++++ Provided information
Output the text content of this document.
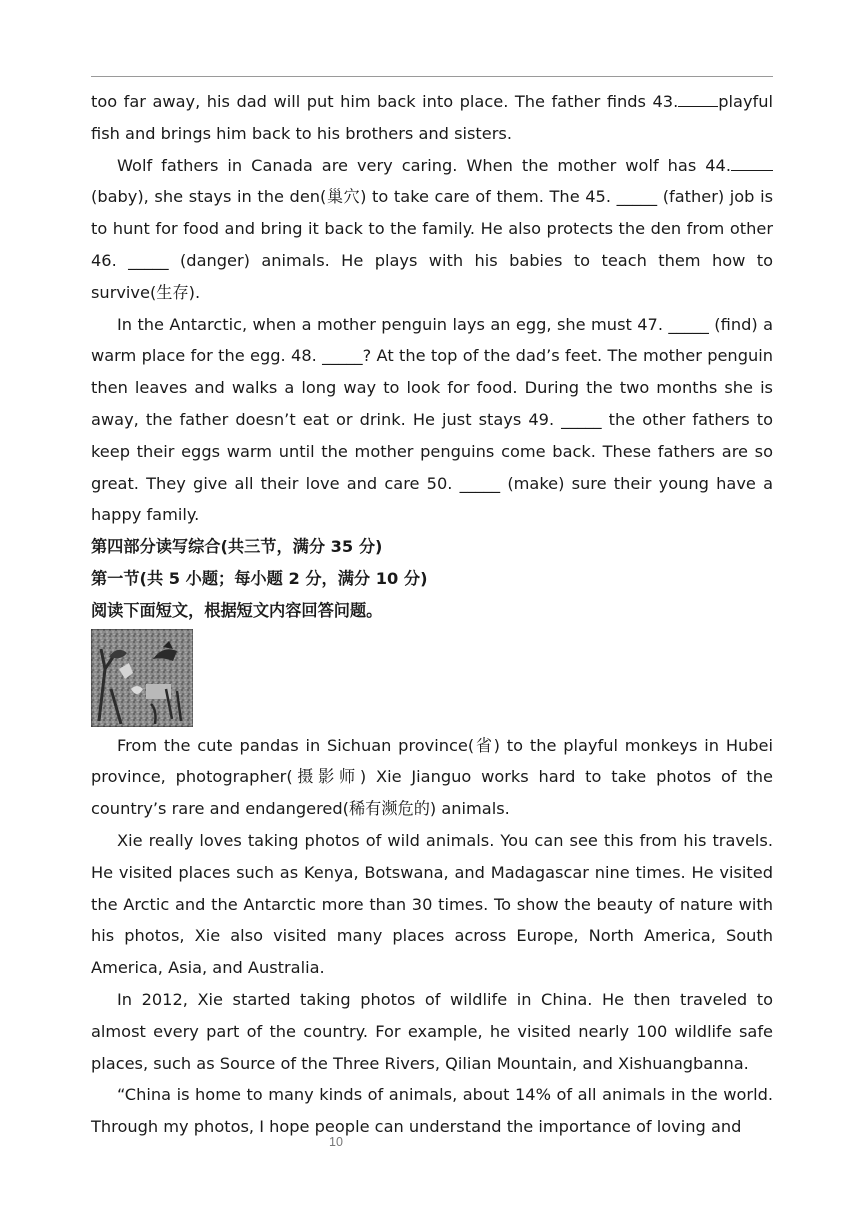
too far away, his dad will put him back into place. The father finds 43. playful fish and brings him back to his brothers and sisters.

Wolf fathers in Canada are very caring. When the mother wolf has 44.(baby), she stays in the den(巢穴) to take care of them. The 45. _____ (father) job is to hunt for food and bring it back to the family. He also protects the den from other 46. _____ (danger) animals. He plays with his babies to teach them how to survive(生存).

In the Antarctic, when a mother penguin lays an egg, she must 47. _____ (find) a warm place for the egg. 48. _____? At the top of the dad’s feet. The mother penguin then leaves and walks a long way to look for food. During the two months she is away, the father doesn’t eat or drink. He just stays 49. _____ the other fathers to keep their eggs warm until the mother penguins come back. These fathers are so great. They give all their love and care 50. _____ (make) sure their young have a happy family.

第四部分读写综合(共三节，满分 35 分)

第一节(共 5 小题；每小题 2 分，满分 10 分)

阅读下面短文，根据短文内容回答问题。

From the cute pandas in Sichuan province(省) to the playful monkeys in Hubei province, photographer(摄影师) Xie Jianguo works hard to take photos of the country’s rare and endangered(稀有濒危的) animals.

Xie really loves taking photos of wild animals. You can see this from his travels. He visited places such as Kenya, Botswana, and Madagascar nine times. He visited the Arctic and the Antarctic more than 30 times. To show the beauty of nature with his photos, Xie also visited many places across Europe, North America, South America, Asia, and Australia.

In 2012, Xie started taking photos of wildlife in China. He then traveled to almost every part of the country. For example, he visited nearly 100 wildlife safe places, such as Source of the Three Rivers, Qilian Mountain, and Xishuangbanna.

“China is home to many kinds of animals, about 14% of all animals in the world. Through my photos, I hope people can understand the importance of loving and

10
++++++++
++++ Provided information
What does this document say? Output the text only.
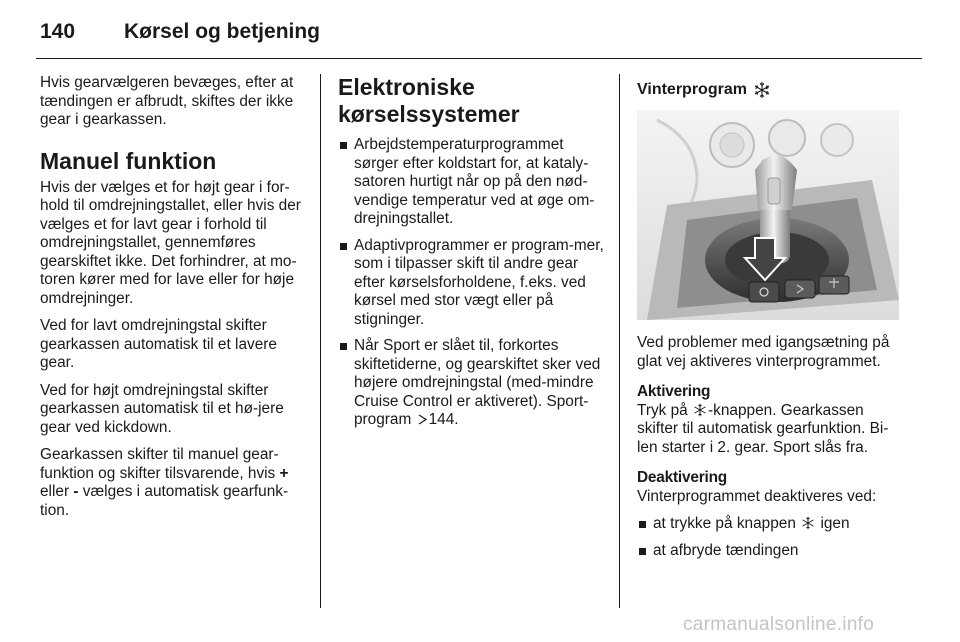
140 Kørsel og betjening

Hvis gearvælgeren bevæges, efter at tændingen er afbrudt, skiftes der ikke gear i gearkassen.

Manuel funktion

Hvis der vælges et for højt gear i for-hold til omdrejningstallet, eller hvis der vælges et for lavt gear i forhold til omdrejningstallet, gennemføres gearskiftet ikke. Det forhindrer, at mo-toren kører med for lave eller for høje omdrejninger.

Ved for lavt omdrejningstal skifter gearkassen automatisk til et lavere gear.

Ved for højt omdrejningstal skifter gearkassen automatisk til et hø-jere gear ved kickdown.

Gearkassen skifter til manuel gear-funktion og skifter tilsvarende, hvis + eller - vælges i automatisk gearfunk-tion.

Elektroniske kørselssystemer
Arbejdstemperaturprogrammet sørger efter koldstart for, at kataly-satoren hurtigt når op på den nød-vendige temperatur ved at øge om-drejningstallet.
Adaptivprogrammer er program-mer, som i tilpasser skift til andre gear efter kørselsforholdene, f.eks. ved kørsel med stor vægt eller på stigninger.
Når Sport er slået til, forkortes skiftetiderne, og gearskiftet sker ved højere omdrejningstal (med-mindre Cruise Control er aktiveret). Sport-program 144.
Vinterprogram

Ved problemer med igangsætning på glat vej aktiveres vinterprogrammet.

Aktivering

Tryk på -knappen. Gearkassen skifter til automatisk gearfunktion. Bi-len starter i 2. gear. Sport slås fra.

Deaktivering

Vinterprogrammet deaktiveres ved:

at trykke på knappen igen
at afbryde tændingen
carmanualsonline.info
++++++++
++++ Provided information
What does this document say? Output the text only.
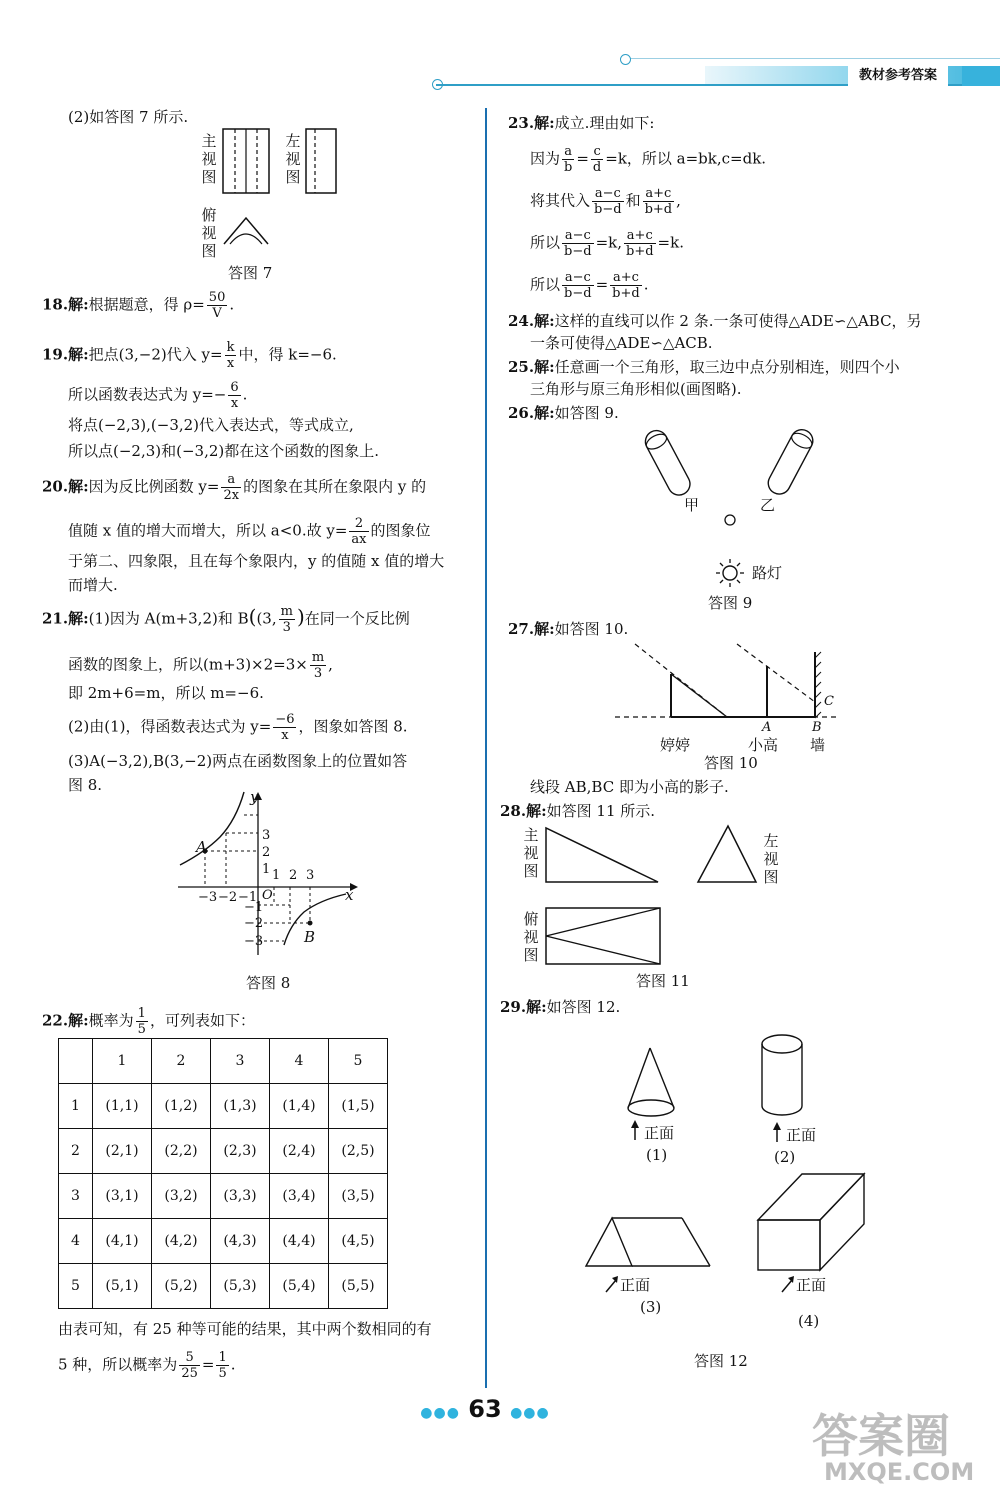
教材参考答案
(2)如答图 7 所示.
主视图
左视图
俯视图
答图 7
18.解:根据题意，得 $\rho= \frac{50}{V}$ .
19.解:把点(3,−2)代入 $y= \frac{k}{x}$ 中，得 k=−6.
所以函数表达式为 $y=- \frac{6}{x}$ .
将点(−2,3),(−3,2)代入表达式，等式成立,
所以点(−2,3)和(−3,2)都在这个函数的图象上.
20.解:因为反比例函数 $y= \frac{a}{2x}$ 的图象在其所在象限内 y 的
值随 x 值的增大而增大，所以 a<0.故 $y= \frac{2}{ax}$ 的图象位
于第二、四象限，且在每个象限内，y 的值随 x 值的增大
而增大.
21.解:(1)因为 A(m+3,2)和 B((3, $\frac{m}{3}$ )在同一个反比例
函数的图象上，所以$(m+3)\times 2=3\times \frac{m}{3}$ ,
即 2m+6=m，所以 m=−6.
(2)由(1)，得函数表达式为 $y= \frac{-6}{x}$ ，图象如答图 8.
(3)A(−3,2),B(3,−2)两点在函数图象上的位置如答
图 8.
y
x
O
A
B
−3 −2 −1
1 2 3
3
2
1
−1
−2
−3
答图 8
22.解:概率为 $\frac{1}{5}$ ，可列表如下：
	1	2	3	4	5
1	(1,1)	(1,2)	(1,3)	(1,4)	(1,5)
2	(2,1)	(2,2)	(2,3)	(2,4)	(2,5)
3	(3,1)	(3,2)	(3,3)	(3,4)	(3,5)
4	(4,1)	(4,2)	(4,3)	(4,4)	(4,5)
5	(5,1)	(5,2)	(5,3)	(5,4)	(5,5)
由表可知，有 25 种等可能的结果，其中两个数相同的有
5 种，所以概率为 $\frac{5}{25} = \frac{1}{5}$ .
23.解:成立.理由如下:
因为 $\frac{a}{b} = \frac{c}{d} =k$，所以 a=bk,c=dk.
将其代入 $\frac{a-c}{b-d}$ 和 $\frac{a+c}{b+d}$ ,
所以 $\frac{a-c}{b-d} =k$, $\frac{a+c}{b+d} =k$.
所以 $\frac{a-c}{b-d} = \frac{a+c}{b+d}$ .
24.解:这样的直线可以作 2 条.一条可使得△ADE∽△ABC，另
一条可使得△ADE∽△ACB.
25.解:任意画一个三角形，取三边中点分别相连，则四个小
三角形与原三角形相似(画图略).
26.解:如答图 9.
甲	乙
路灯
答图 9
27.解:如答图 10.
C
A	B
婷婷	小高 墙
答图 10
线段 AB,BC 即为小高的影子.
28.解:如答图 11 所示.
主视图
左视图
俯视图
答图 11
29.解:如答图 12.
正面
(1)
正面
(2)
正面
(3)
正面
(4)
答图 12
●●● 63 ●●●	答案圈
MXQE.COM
++++++++
## Written instruction
Only a number is wanted: how many lines of the material include the word "stays".

## Output below
2